>> Start DATA SUPPLIED
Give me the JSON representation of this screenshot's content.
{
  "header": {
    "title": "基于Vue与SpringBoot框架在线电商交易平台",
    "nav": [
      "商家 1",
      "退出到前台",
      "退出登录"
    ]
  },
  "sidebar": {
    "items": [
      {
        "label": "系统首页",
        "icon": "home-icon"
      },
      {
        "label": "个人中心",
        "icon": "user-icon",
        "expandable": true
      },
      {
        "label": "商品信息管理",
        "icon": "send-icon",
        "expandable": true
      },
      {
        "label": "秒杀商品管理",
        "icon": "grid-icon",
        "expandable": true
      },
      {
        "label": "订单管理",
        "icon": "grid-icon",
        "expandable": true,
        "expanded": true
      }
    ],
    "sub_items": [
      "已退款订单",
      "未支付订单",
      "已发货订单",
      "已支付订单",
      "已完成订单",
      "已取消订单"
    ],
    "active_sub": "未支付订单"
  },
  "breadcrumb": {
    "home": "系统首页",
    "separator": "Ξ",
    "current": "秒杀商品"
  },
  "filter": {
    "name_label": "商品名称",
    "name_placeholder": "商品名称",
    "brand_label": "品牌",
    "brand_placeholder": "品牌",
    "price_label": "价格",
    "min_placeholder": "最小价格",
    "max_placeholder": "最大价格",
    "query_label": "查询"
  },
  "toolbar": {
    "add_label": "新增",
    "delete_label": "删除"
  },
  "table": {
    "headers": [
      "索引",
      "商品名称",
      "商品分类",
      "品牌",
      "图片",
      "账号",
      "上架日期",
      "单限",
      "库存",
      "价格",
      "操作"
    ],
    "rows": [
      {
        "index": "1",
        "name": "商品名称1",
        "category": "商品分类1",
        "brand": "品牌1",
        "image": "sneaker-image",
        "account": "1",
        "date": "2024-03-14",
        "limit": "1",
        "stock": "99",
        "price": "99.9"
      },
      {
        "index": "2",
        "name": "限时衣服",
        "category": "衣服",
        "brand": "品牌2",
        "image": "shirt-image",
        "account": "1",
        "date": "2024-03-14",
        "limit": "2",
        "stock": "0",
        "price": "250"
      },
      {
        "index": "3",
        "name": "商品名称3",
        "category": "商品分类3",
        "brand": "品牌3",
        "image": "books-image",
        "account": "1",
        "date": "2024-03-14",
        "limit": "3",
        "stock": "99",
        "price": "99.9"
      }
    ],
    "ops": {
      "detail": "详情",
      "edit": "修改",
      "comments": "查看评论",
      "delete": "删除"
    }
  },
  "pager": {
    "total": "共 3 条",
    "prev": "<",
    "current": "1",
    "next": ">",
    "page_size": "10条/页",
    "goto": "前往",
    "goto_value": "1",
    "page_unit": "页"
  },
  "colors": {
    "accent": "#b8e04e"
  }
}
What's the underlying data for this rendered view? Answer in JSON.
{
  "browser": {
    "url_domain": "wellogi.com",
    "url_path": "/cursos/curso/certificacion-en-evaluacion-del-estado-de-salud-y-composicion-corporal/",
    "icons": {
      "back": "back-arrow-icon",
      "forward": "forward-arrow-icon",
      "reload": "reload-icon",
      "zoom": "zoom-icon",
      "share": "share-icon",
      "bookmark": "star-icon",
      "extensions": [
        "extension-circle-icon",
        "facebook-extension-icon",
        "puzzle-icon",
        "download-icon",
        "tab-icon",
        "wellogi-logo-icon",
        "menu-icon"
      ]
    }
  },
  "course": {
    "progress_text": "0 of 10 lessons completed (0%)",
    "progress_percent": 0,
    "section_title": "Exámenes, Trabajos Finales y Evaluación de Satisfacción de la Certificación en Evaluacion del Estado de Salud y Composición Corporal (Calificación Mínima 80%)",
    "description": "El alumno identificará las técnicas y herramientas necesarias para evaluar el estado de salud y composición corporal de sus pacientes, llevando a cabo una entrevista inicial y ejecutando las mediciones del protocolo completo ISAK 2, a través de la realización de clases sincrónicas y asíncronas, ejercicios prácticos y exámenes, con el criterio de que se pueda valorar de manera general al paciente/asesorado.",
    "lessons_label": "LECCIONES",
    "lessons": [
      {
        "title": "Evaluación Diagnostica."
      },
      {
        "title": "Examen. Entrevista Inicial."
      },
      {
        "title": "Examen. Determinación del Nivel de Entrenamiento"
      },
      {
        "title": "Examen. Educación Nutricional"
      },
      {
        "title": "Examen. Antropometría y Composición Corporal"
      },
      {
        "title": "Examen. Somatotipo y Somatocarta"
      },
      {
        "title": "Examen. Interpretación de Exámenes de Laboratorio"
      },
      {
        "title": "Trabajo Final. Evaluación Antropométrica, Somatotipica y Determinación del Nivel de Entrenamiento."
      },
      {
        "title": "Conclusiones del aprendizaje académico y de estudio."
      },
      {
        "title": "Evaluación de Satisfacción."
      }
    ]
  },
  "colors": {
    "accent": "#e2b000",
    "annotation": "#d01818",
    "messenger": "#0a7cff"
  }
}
>> End DATA SUPPLIED
BRIEF: Exactly reproduce all of the entries.

SOLUTION FOR THIS TASK:
Give me the JSON representation of this screenshot's content.
{
  "header": {
    "title": "基于Vue与SpringBoot框架在线电商交易平台",
    "nav": [
      "商家 1",
      "退出到前台",
      "退出登录"
    ]
  },
  "sidebar": {
    "items": [
      {
        "label": "系统首页",
        "icon": "home-icon"
      },
      {
        "label": "个人中心",
        "icon": "user-icon",
        "expandable": true
      },
      {
        "label": "商品信息管理",
        "icon": "send-icon",
        "expandable": true
      },
      {
        "label": "秒杀商品管理",
        "icon": "grid-icon",
        "expandable": true
      },
      {
        "label": "订单管理",
        "icon": "grid-icon",
        "expandable": true,
        "expanded": true
      }
    ],
    "sub_items": [
      "已退款订单",
      "未支付订单",
      "已发货订单",
      "已支付订单",
      "已完成订单",
      "已取消订单"
    ],
    "active_sub": "未支付订单"
  },
  "breadcrumb": {
    "home": "系统首页",
    "separator": "Ξ",
    "current": "秒杀商品"
  },
  "filter": {
    "name_label": "商品名称",
    "name_placeholder": "商品名称",
    "brand_label": "品牌",
    "brand_placeholder": "品牌",
    "price_label": "价格",
    "min_placeholder": "最小价格",
    "max_placeholder": "最大价格",
    "query_label": "查询"
  },
  "toolbar": {
    "add_label": "新增",
    "delete_label": "删除"
  },
  "table": {
    "headers": [
      "索引",
      "商品名称",
      "商品分类",
      "品牌",
      "图片",
      "账号",
      "上架日期",
      "单限",
      "库存",
      "价格",
      "操作"
    ],
    "rows": [
      {
        "index": "1",
        "name": "商品名称1",
        "category": "商品分类1",
        "brand": "品牌1",
        "image": "sneaker-image",
        "account": "1",
        "date": "2024-03-14",
        "limit": "1",
        "stock": "99",
        "price": "99.9"
      },
      {
        "index": "2",
        "name": "限时衣服",
        "category": "衣服",
        "brand": "品牌2",
        "image": "shirt-image",
        "account": "1",
        "date": "2024-03-14",
        "limit": "2",
        "stock": "0",
        "price": "250"
      },
      {
        "index": "3",
        "name": "商品名称3",
        "category": "商品分类3",
        "brand": "品牌3",
        "image": "books-image",
        "account": "1",
        "date": "2024-03-14",
        "limit": "3",
        "stock": "99",
        "price": "99.9"
      }
    ],
    "ops": {
      "detail": "详情",
      "edit": "修改",
      "comments": "查看评论",
      "delete": "删除"
    }
  },
  "pager": {
    "total": "共 3 条",
    "prev": "<",
    "current": "1",
    "next": ">",
    "page_size": "10条/页",
    "goto": "前往",
    "goto_value": "1",
    "page_unit": "页"
  },
  "colors": {
    "accent": "#b8e04e"
  }
}
What's the underlying data for this rendered view? Answer in JSON.
{
  "browser": {
    "url_domain": "wellogi.com",
    "url_path": "/cursos/curso/certificacion-en-evaluacion-del-estado-de-salud-y-composicion-corporal/",
    "icons": {
      "back": "back-arrow-icon",
      "forward": "forward-arrow-icon",
      "reload": "reload-icon",
      "zoom": "zoom-icon",
      "share": "share-icon",
      "bookmark": "star-icon",
      "extensions": [
        "extension-circle-icon",
        "facebook-extension-icon",
        "puzzle-icon",
        "download-icon",
        "tab-icon",
        "wellogi-logo-icon",
        "menu-icon"
      ]
    }
  },
  "course": {
    "progress_text": "0 of 10 lessons completed (0%)",
    "progress_percent": 0,
    "section_title": "Exámenes, Trabajos Finales y Evaluación de Satisfacción de la Certificación en Evaluacion del Estado de Salud y Composición Corporal (Calificación Mínima 80%)",
    "description": "El alumno identificará las técnicas y herramientas necesarias para evaluar el estado de salud y composición corporal de sus pacientes, llevando a cabo una entrevista inicial y ejecutando las mediciones del protocolo completo ISAK 2, a través de la realización de clases sincrónicas y asíncronas, ejercicios prácticos y exámenes, con el criterio de que se pueda valorar de manera general al paciente/asesorado.",
    "lessons_label": "LECCIONES",
    "lessons": [
      {
        "title": "Evaluación Diagnostica."
      },
      {
        "title": "Examen. Entrevista Inicial."
      },
      {
        "title": "Examen. Determinación del Nivel de Entrenamiento"
      },
      {
        "title": "Examen. Educación Nutricional"
      },
      {
        "title": "Examen. Antropometría y Composición Corporal"
      },
      {
        "title": "Examen. Somatotipo y Somatocarta"
      },
      {
        "title": "Examen. Interpretación de Exámenes de Laboratorio"
      },
      {
        "title": "Trabajo Final. Evaluación Antropométrica, Somatotipica y Determinación del Nivel de Entrenamiento."
      },
      {
        "title": "Conclusiones del aprendizaje académico y de estudio."
      },
      {
        "title": "Evaluación de Satisfacción."
      }
    ]
  },
  "colors": {
    "accent": "#e2b000",
    "annotation": "#d01818",
    "messenger": "#0a7cff"
  }
}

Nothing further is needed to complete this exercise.